═════ EXTRAIT DU TEXTE ═════

Nos terroirs face au défi de l'émergence

16 - Février - 2018
La problématique de l’émergence de nos territoires est au centre de nos débats publics depuis l'indépendance. Une brève observation des données économiques et sociales sur le Sénégal, laisse apparaître d’une manière claire et évidente que les disparités entre nos   collectivités locales sont profondes. L’écart entre la région de Dakar et le reste du pays est gigantesque au point qu’il peut remettre en cause la cohésion sociale, exacerber les tensions et constituer en somme un handicap pour le développement durable et harmonieux de l’ensemble du pays.
 
C’est pourquoi, donner une relative autonomie aux collectivités locales est une manière plus efficace de permettre une meilleure redistribution des ressources, services et de réduire au maximum les inégalités territoriales.
 
L’histoire du Sénégal montre en effet que le processus de la décentralisation remonte bien à la période coloniale et qu'il est en continuel procès. Après l’accession à l’indépendance, le Président Senghor dans le souci de consolider l’État et son autorité, centralisa l’essentiel des pouvoirs au niveau de Dakar et entre les mains de l’exécutif. Mais, à partir de 1972, en raison du contexte politique, économique et social difficile, il lança une importante réforme territoriale qui eût pour dessein d’assouplir les contraintes administratives, territoriales et institutionnelles, liées à la rigidité de l’État Jacobin, en transférant certaines compétences aux élus locaux avec la création des communautés rurales. D’où la mise en place de l’acte I.         
 
Depuis lors, de multiples réformes administratives, territoriales et diverses politiques ont été mises en œuvre afin de déconcentrer non seulement les services de l’État, mais aussi, de donner de nouvelles prérogatives et ressources aux collectivités locales, tout en favorisant l’émergence d’une démocratie de proximité. Ce qui permet d’associer les citoyens  aux  décisions prises au niveau local, d'améliorer l’efficacité de l’action de l’État et de donner des compétences propres à des entités distinctes de lui. On assiste dès lors à l’émergence d’un pouvoir local pour et par les citoyens en passant de la création des communautés rurales à la politique de la régionalisation qui donna aux régions des attributs plus larges avec l’adoption de la loi 96-07 du 22 mars 1996, érigeant la région en collectivité locale.

═════

Réécrivez le passage du texte sur l'émergence des terroirs en commençant à « Depuis lors, de » et en terminant à « en collectivité locale. », avec « démocratie de proximité » remplacé par « démocratie participative ».

═════ DONNÉES ═════

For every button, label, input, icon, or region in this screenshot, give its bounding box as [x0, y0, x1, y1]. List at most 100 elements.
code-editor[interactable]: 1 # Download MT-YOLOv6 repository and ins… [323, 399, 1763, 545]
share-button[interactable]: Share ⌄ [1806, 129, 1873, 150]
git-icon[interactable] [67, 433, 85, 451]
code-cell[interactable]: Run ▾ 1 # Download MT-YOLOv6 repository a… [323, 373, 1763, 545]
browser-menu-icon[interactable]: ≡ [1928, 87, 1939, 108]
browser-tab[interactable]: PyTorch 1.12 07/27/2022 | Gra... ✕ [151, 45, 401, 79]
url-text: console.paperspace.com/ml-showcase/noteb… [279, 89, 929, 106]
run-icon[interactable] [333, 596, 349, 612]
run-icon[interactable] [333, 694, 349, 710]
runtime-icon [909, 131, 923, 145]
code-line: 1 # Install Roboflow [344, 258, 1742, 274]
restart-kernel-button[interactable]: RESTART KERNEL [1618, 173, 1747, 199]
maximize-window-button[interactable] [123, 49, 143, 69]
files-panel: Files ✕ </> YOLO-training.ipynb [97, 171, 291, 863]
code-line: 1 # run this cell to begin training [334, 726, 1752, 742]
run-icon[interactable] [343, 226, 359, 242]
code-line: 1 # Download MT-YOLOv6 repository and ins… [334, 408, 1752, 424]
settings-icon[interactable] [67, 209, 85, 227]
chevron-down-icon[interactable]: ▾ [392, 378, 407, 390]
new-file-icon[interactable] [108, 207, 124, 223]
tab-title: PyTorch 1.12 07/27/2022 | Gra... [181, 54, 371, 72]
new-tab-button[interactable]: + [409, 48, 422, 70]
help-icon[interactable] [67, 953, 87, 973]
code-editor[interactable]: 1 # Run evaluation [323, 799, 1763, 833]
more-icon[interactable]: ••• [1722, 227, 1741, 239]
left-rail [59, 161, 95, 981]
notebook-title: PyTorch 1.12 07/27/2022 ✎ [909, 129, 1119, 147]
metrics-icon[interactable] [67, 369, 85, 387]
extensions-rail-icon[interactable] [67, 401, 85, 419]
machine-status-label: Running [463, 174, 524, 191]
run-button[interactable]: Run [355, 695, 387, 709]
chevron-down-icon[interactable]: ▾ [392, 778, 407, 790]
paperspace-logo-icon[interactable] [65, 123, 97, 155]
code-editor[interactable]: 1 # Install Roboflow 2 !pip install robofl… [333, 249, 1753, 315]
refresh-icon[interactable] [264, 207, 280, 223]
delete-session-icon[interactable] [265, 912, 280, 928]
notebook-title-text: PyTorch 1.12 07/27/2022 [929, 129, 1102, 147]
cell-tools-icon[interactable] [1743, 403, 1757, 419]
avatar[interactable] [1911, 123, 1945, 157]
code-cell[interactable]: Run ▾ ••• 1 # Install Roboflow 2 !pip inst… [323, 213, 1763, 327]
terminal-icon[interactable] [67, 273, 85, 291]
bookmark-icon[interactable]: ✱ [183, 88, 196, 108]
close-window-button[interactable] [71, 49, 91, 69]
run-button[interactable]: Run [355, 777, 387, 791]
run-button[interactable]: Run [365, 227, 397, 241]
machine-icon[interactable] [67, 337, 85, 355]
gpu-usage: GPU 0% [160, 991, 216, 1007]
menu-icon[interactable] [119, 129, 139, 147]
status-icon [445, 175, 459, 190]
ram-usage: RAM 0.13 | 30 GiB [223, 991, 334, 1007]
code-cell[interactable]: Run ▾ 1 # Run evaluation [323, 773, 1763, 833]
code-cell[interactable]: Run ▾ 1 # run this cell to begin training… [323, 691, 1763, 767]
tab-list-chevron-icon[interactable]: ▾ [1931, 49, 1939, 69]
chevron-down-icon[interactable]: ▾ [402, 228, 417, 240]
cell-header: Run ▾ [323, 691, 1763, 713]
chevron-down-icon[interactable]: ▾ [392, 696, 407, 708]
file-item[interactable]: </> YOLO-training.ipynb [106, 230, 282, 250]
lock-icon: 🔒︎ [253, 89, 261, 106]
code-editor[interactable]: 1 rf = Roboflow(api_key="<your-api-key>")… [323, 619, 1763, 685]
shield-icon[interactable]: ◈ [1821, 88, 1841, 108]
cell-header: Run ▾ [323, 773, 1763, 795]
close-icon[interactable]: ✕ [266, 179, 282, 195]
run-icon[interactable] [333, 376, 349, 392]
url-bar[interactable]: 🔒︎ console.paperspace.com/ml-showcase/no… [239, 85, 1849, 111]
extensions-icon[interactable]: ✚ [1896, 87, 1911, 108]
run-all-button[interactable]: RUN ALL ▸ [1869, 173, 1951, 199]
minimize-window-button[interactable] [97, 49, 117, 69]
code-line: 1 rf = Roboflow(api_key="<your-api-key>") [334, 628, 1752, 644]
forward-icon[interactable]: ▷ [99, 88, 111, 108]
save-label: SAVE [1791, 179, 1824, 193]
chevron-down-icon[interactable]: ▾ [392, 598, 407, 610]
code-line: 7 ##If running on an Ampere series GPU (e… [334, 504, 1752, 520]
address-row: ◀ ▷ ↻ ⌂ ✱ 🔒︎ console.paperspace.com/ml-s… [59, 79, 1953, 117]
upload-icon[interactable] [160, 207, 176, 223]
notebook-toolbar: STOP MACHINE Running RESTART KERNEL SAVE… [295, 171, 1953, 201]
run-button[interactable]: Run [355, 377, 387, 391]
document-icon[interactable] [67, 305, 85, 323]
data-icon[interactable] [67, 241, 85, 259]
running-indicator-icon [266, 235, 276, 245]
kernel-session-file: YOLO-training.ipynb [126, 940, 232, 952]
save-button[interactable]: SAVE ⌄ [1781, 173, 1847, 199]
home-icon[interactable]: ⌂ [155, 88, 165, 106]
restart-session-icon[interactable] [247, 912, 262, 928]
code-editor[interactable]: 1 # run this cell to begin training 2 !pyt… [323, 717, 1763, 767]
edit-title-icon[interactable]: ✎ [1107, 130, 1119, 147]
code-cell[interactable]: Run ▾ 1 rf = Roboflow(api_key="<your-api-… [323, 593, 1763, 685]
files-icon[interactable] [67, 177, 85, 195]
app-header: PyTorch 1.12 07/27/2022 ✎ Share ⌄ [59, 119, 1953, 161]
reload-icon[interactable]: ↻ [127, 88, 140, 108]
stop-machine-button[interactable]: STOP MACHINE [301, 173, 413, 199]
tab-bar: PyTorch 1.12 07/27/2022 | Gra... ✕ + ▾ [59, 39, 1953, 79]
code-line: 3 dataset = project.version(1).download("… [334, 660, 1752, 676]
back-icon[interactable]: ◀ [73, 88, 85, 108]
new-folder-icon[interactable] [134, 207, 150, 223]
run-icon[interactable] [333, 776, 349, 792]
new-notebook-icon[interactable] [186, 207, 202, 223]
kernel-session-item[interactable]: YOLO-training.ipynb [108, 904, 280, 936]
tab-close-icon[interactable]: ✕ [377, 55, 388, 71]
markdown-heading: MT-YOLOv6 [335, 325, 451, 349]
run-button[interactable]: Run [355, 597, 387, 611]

═════
═════ DONNÉES ═════

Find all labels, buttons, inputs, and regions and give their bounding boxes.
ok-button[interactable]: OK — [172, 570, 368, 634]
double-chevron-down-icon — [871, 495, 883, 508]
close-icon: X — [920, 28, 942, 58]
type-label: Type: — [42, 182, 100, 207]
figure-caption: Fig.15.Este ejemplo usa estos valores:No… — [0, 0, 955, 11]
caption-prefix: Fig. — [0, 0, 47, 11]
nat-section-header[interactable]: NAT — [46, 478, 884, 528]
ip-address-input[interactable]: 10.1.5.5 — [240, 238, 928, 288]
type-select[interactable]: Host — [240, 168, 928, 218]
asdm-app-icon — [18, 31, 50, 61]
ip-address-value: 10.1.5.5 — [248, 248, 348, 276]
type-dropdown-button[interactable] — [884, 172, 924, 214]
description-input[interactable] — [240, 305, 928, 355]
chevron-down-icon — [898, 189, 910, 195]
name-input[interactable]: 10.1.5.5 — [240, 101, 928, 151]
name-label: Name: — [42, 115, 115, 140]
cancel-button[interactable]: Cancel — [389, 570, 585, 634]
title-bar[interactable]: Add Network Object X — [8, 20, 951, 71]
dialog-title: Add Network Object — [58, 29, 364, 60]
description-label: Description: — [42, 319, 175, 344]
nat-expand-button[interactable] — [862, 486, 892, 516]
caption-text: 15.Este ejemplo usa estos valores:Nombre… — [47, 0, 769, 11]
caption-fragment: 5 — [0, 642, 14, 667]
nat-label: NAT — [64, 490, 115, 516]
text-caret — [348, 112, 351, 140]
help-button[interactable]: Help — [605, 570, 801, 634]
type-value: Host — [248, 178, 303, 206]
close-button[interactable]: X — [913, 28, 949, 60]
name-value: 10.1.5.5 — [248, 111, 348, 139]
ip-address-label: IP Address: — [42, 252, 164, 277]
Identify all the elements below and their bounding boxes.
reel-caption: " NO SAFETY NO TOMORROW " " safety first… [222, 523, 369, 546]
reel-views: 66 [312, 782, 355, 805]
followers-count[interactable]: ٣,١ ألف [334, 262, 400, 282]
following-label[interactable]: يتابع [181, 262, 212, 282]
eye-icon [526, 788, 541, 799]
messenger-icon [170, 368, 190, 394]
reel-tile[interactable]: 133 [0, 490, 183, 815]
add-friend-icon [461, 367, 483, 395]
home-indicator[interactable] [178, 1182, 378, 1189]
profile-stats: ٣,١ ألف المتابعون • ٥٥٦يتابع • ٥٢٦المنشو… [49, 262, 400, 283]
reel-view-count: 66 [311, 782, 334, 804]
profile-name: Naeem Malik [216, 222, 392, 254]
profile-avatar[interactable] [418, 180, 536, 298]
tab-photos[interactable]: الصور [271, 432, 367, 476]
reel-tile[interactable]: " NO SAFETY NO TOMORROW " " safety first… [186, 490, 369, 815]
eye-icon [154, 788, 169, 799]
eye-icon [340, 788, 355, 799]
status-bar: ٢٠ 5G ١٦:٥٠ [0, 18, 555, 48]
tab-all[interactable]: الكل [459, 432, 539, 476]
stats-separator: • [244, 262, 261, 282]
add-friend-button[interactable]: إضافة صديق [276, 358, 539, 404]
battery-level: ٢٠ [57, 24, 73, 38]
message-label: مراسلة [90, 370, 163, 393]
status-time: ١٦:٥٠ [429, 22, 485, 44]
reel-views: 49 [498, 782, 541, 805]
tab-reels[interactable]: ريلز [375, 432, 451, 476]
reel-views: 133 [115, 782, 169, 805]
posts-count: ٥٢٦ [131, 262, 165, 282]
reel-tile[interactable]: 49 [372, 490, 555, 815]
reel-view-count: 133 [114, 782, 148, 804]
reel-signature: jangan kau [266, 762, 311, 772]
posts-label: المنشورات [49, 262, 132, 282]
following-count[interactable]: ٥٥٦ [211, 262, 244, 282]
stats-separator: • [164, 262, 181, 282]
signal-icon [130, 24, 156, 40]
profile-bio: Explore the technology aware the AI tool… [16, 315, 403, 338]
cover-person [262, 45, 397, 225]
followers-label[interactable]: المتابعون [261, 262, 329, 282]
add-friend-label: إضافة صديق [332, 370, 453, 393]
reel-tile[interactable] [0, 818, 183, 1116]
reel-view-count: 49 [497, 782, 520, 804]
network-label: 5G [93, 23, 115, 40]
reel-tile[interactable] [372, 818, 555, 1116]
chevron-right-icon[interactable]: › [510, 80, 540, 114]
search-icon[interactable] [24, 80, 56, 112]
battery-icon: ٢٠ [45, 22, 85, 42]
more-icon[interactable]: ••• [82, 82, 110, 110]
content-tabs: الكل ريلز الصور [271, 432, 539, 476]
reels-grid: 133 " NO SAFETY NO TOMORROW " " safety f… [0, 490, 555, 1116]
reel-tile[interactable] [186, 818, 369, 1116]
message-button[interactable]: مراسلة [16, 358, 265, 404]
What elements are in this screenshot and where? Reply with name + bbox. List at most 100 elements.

═════
═════ DONNÉES ═════

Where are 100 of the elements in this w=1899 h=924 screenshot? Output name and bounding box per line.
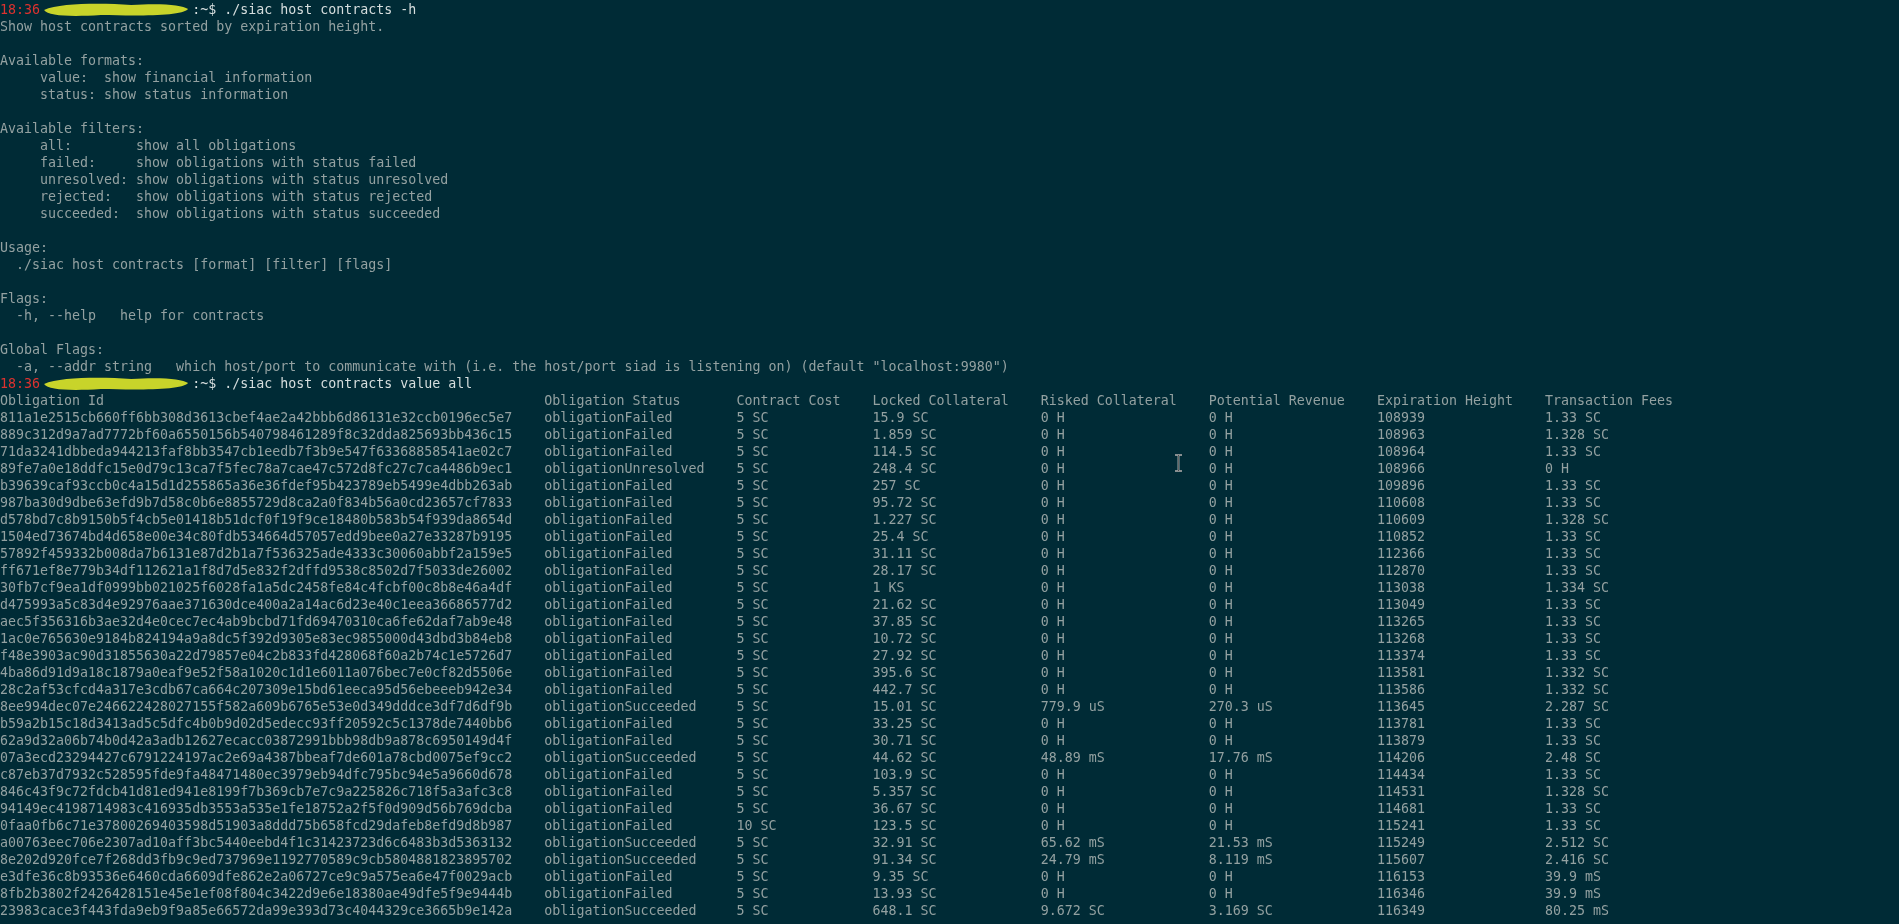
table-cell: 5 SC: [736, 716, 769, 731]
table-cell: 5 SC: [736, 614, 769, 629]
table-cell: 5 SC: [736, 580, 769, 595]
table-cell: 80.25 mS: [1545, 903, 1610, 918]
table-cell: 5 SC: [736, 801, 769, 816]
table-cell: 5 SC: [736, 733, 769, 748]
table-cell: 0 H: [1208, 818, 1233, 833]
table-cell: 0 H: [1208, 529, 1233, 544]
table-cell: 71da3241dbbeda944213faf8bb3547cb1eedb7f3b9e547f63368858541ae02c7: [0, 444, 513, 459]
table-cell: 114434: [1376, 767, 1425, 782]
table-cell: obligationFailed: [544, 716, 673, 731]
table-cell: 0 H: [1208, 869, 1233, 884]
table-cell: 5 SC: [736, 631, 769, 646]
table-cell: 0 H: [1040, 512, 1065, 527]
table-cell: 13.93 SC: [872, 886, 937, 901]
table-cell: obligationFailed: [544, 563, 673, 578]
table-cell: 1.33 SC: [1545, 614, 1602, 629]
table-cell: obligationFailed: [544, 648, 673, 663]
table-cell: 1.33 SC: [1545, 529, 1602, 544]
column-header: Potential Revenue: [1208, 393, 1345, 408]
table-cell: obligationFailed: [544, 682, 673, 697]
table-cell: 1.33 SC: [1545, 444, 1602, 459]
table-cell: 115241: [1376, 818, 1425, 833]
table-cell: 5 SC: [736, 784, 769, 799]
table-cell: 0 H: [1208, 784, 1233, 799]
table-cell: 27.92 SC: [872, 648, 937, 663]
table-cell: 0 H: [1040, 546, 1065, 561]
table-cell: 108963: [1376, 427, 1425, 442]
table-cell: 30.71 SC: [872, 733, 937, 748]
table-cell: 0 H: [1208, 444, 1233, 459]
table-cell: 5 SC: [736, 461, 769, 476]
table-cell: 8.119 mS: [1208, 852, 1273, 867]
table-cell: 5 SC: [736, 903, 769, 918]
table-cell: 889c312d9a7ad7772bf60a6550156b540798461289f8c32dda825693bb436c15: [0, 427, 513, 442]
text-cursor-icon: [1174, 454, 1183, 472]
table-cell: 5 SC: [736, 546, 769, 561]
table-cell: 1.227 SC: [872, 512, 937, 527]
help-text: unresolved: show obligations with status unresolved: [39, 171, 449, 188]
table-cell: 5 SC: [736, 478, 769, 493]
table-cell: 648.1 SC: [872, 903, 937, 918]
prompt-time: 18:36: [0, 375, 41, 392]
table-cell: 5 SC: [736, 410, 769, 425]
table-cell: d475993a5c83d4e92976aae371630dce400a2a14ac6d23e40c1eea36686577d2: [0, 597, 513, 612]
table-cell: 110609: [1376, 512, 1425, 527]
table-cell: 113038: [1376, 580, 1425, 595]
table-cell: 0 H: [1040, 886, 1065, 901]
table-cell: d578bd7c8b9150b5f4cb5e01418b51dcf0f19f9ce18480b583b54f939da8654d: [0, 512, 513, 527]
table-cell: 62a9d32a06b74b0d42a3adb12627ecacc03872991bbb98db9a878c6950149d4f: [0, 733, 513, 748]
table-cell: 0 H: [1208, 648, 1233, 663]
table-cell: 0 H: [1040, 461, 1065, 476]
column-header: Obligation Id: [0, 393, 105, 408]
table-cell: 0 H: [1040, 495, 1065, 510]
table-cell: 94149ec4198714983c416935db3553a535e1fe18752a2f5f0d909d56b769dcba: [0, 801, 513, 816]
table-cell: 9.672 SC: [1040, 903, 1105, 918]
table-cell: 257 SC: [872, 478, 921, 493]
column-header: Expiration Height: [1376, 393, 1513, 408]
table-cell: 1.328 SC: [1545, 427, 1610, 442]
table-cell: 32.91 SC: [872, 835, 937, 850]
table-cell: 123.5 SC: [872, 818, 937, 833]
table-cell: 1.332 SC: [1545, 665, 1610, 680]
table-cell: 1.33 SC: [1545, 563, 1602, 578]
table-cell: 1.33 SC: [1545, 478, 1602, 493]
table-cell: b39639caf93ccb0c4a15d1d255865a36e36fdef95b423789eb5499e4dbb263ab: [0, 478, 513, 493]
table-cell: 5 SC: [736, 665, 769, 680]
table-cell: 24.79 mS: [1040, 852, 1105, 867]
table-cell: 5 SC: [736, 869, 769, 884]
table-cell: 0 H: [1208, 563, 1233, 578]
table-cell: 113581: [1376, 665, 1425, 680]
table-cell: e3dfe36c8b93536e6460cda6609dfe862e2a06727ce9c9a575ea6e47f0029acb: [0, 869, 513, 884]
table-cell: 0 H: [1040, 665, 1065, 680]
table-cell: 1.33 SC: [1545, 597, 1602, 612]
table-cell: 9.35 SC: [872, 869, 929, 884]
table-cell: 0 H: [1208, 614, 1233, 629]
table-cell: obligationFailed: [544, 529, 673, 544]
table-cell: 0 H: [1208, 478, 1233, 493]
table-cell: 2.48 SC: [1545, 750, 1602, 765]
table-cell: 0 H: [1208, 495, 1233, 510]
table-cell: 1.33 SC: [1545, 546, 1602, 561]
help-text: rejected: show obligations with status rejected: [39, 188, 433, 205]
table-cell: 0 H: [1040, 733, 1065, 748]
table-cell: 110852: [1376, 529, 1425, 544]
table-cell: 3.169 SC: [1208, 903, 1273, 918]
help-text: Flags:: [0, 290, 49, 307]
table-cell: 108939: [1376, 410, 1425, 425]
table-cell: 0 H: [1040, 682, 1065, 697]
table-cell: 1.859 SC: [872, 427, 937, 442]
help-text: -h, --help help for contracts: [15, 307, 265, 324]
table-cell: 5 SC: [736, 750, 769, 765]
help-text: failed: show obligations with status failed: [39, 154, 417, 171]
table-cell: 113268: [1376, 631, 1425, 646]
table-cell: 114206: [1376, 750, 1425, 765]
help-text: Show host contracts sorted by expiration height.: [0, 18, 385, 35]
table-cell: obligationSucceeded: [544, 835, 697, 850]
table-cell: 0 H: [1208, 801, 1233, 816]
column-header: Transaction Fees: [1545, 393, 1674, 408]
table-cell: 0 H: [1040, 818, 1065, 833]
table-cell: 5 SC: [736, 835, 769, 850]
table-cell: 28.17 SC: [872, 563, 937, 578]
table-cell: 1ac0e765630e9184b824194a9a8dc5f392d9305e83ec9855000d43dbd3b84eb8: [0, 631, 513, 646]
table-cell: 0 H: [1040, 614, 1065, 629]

═════

▶ **RÉPONSE RÉDIGÉE**
Depuis lors, de multiples réformes administratives, territoriales et diverses politiques ont été mises en œuvre afin de déconcentrer non seulement les services de l’État, mais aussi, de donner de nouvelles prérogatives et ressources aux collectivités locales, tout en favorisant l’émergence d’une démocratie participative. Ce qui permet d’associer les citoyens  aux  décisions prises au niveau local, d'améliorer l’efficacité de l’action de l’État et de donner des compétences propres à des entités distinctes de lui. On assiste dès lors à l’émergence d’un pouvoir local pour et par les citoyens en passant de la création des communautés rurales à la politique de la régionalisation qui donna aux régions des attributs plus larges avec l’adoption de la loi 96-07 du 22 mars 1996, érigeant la région en collectivité locale.